» **Task requirements**
a. Repeat the passage of the radio icebreaker instructions between "The icebreaker comprises" and "minutes and stop.", inclusive.
b. Name every example of a radio station profile that the radio icebreaker instructions give for the cards.

» **Page extract**
The icebreaker comprises of two parts and it’s important each set of instructions for both parts is handed to the Participants separately.

  • 1
    The Facilitator divides the Participants into pairs or trios and says to them, “You and your colleague are now members of the production team in a Radio station and you have to decide on a set of music sound tracks to be broadcasted in a morning program. Use your own music preferences and establish a list with 5 tunes that you both like most for the start of the program tomorrow at 7 AM.”
  • 2
    Start to work for 5 minutes and stop.
  • 3
    To debrief the Facilitator asks the Participants, “What did you notice about the way you decided the 5 tunes list? Did you easily agreed on a joint list of preferences? Are they really your preferences or did you compromise?”.
  • 4
    The Participants reconvene in their pairs or trios and the Facilitator hands them each a card with a radio station profile (e.g. youth, urban, nationwide, pop, country).
  • 5
    The Facilitator asks the Participants to think about their audience and start to work for 5 minutes with this sentence, “However we end up allocating sound tracks for the program we need to do it in a way that…”
  • 6
    After 5 minutes the Facilitator asks, “What did you notice in the way the pairs decided the joint “objectives” for the Radio Station? Did you easily reach agreement or did you compromise?”
  • 7
    The Facilitator asks the Participants to start with the previous song list and decide which songs will be kept and which songs will be discarded. New extra songs can be added to complete the list of 5.

(A run of records)
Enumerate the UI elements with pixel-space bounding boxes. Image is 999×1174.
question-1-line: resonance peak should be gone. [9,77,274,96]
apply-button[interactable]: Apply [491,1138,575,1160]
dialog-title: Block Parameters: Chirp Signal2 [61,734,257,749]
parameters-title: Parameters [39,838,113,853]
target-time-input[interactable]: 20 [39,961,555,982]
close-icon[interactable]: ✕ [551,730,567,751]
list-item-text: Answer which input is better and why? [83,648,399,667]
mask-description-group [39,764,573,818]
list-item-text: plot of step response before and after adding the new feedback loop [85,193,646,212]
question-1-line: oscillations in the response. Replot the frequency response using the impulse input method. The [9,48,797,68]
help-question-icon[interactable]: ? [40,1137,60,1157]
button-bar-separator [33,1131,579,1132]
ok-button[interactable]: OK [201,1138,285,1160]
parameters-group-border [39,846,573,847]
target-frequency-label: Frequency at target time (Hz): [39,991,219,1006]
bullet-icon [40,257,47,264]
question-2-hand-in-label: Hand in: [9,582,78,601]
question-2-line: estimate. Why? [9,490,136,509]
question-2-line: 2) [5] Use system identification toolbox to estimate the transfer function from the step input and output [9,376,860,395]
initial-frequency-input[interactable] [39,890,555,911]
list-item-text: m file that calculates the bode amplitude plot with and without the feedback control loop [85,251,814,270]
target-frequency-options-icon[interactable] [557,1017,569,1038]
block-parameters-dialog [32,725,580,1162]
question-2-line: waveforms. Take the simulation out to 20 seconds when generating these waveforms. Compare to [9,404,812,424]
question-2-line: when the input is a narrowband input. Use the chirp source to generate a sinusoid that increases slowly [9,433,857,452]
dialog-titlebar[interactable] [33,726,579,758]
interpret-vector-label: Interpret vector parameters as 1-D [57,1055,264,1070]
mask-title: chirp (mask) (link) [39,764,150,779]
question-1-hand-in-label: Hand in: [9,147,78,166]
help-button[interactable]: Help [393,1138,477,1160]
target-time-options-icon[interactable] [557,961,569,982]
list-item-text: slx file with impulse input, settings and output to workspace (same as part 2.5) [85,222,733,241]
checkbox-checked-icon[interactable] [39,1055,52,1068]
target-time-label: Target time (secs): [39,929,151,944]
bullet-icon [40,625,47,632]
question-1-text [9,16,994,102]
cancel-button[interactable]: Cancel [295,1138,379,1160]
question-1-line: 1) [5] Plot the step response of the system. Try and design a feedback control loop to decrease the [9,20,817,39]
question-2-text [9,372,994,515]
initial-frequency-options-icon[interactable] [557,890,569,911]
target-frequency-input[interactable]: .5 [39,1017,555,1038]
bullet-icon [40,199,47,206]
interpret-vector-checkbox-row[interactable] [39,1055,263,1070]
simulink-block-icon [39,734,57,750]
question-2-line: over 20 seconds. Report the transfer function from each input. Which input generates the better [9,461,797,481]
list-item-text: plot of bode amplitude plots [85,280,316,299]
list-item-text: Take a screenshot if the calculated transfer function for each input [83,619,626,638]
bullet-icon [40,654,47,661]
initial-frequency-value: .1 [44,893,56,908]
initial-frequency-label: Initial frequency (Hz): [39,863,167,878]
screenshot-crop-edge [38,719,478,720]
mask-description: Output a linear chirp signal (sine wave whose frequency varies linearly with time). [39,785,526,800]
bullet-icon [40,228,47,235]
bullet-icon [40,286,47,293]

...

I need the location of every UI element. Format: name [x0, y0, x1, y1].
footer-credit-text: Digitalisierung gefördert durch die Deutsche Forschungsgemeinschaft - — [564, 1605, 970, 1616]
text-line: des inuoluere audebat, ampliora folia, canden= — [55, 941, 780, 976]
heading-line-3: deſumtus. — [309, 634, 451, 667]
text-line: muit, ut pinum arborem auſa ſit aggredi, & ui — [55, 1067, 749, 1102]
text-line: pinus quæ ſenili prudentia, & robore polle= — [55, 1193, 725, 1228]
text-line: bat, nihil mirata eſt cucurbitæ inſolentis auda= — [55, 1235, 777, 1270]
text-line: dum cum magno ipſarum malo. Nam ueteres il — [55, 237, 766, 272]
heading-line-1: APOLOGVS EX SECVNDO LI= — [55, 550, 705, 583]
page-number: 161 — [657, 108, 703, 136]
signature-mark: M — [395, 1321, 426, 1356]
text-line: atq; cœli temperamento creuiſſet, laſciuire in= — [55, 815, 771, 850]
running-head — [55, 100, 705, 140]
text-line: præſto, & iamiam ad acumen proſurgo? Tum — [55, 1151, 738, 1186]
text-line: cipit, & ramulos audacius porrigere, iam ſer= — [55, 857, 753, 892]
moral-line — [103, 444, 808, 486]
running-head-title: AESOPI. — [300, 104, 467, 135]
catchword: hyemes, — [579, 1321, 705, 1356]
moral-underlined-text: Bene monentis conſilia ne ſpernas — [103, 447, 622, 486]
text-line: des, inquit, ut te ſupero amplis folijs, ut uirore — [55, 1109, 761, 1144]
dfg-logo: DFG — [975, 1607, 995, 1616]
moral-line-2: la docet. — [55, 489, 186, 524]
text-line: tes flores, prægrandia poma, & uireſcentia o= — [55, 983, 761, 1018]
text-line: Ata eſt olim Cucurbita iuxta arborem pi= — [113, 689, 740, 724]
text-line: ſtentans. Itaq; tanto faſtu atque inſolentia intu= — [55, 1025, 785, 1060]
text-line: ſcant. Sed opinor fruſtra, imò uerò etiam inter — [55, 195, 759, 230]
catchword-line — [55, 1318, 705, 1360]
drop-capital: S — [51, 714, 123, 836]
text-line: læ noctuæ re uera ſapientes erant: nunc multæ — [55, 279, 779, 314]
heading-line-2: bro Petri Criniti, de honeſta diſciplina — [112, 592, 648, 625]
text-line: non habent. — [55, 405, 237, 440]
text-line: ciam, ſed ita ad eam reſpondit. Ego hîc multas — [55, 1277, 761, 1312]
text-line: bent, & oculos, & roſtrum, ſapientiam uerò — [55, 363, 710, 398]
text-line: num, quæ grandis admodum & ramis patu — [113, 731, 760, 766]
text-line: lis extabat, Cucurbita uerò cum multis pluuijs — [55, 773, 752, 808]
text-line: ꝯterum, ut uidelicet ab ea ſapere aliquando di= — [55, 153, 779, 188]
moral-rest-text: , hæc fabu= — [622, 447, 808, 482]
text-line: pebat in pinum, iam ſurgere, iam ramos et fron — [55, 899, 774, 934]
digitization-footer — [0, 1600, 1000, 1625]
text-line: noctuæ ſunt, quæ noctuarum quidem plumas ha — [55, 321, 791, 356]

» **The solutions**
a.
The icebreaker comprises of two parts and it’s important each set of instructions for both parts is handed to the Participants separately.

  • 1
    The Facilitator divides the Participants into pairs or trios and says to them, “You and your colleague are now members of the production team in a Radio station and you have to decide on a set of music sound tracks to be broadcasted in a morning program. Use your own music preferences and establish a list with 5 tunes that you both like most for the start of the program tomorrow at 7 AM.”
  • 2
    Start to work for 5 minutes and stop.

b. youth, urban, nationwide, pop, country